**Directions for this task:** Work out the number of lines containing "name". Give that number alone.

**Rows:**
(begin)

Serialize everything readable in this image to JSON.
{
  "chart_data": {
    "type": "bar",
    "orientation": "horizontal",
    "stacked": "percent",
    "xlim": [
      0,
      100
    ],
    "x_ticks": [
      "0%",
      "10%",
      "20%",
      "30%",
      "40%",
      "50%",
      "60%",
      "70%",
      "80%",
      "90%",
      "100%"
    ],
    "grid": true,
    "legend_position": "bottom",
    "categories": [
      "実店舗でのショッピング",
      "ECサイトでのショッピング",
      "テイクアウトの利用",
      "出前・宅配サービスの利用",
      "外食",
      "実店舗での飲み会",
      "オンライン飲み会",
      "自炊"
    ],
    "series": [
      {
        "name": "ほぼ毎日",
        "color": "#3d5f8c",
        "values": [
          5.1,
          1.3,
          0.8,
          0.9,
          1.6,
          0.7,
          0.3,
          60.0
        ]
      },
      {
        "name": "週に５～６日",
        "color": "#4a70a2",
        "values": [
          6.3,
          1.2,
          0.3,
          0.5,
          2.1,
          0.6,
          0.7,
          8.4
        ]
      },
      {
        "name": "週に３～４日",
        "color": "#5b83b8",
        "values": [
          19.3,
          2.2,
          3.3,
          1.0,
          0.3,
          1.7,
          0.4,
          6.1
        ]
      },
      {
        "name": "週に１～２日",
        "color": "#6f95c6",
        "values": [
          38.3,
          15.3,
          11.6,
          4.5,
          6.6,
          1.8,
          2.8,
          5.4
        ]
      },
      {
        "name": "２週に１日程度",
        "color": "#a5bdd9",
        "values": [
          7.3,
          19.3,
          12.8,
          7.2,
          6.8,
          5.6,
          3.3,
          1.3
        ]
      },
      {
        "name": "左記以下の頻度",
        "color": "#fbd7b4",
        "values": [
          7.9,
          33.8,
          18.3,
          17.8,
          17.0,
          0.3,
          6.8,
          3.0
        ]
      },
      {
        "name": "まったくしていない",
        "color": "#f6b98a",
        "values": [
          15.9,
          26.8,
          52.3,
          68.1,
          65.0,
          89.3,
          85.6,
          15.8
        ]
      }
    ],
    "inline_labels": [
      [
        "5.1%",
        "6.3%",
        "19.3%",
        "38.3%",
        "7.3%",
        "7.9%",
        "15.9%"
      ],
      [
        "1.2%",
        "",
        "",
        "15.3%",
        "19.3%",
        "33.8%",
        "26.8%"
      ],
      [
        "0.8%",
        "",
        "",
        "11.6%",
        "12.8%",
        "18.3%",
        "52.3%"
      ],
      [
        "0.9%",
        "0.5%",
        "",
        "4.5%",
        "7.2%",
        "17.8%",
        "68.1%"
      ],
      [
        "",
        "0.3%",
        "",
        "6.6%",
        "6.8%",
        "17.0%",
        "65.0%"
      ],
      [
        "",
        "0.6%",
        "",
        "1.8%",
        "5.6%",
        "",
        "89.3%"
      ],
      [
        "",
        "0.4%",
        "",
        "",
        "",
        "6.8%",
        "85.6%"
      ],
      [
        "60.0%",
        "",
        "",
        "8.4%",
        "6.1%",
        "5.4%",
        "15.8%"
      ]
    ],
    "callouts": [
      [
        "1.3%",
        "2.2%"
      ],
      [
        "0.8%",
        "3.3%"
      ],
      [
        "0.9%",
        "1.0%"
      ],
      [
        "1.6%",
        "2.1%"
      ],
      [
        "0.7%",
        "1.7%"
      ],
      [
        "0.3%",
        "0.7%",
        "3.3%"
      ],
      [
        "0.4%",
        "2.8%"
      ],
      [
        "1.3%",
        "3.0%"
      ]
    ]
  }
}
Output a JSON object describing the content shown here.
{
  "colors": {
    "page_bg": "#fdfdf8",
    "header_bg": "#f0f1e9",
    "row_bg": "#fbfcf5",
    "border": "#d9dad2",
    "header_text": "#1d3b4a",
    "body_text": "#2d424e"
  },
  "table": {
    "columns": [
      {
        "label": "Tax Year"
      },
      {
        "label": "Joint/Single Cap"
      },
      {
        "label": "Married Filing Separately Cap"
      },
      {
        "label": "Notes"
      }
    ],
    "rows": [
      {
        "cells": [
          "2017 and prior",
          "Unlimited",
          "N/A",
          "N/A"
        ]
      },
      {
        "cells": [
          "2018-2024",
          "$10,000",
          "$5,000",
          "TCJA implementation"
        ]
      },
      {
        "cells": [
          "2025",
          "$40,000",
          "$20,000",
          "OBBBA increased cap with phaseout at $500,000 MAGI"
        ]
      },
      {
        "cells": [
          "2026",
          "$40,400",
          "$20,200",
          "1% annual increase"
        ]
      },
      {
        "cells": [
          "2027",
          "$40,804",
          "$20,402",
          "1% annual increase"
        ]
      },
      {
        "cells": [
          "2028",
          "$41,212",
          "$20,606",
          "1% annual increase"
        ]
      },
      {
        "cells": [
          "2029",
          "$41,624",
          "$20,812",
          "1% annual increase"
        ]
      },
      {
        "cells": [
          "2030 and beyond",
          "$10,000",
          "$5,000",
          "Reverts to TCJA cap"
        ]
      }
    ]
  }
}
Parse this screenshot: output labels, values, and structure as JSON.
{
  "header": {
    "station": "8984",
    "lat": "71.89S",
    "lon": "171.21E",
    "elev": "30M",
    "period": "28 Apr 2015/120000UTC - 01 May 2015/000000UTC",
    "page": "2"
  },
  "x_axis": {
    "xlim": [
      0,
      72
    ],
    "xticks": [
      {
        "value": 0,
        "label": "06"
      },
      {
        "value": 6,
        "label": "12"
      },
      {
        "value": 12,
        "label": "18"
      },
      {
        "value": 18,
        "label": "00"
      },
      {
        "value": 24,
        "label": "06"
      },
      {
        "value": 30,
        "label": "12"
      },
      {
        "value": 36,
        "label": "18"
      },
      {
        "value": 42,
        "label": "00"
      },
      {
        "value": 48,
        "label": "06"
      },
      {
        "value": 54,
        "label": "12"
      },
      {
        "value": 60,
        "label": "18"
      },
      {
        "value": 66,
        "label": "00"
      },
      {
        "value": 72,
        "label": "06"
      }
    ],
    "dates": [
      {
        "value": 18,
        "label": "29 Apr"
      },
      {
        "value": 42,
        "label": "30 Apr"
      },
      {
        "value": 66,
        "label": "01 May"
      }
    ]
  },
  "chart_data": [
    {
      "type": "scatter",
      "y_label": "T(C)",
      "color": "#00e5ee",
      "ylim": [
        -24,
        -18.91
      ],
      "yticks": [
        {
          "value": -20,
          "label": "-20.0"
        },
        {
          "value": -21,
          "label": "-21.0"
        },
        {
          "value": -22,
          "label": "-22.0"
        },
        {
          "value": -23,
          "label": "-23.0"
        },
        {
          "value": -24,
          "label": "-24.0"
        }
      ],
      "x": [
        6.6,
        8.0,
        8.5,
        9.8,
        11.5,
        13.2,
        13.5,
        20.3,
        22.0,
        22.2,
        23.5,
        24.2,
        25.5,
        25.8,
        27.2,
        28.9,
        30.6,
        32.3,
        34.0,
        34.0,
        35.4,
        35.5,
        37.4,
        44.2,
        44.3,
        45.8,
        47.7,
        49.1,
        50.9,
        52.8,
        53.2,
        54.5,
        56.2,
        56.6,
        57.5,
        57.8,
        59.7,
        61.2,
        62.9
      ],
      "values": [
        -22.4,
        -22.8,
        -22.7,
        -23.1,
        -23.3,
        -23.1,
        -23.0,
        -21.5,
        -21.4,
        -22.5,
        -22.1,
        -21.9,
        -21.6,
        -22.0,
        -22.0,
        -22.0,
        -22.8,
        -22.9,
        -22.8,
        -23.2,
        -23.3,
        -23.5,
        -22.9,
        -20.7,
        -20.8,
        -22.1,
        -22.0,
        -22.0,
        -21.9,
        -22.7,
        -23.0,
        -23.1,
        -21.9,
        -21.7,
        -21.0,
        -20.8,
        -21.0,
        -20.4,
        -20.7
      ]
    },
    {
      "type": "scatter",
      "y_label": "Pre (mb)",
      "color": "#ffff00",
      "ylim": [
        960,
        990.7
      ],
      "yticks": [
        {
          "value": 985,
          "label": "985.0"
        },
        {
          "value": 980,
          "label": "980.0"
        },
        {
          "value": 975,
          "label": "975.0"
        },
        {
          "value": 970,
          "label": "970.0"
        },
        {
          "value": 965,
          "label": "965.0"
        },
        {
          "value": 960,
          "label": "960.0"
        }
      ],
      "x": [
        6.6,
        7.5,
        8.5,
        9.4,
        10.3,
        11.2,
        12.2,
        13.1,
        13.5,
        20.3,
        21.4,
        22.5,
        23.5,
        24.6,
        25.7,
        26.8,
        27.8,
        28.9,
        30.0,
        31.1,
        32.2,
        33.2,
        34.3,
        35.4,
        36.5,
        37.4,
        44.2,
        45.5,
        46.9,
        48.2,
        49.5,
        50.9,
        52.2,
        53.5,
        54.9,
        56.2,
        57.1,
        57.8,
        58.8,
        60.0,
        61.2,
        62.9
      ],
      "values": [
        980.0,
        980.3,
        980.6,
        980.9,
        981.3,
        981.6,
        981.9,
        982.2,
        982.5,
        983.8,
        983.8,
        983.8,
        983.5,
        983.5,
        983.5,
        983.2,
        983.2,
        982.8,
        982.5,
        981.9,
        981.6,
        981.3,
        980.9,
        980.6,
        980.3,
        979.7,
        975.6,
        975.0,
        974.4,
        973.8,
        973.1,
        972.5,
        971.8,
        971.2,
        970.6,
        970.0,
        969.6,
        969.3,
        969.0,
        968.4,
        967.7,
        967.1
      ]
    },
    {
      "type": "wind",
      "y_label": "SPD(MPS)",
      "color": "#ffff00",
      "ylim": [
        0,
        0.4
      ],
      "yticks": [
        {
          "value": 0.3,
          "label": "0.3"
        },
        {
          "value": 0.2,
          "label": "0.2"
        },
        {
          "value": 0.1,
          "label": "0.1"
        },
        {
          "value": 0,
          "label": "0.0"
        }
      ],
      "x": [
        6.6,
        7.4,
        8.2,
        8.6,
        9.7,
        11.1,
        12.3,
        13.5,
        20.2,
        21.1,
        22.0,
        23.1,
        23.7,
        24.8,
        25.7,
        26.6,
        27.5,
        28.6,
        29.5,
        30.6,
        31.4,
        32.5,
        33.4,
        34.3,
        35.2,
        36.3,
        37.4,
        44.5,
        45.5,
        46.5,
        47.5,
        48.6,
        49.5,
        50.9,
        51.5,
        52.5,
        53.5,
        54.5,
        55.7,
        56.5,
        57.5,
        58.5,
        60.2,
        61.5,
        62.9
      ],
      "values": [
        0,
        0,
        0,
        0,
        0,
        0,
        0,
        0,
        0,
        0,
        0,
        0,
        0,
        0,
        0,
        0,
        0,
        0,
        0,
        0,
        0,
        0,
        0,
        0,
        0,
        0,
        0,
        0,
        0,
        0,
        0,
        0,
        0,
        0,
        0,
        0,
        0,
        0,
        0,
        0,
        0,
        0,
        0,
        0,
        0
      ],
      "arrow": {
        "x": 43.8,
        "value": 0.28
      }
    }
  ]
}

(end)

**Written response:** 7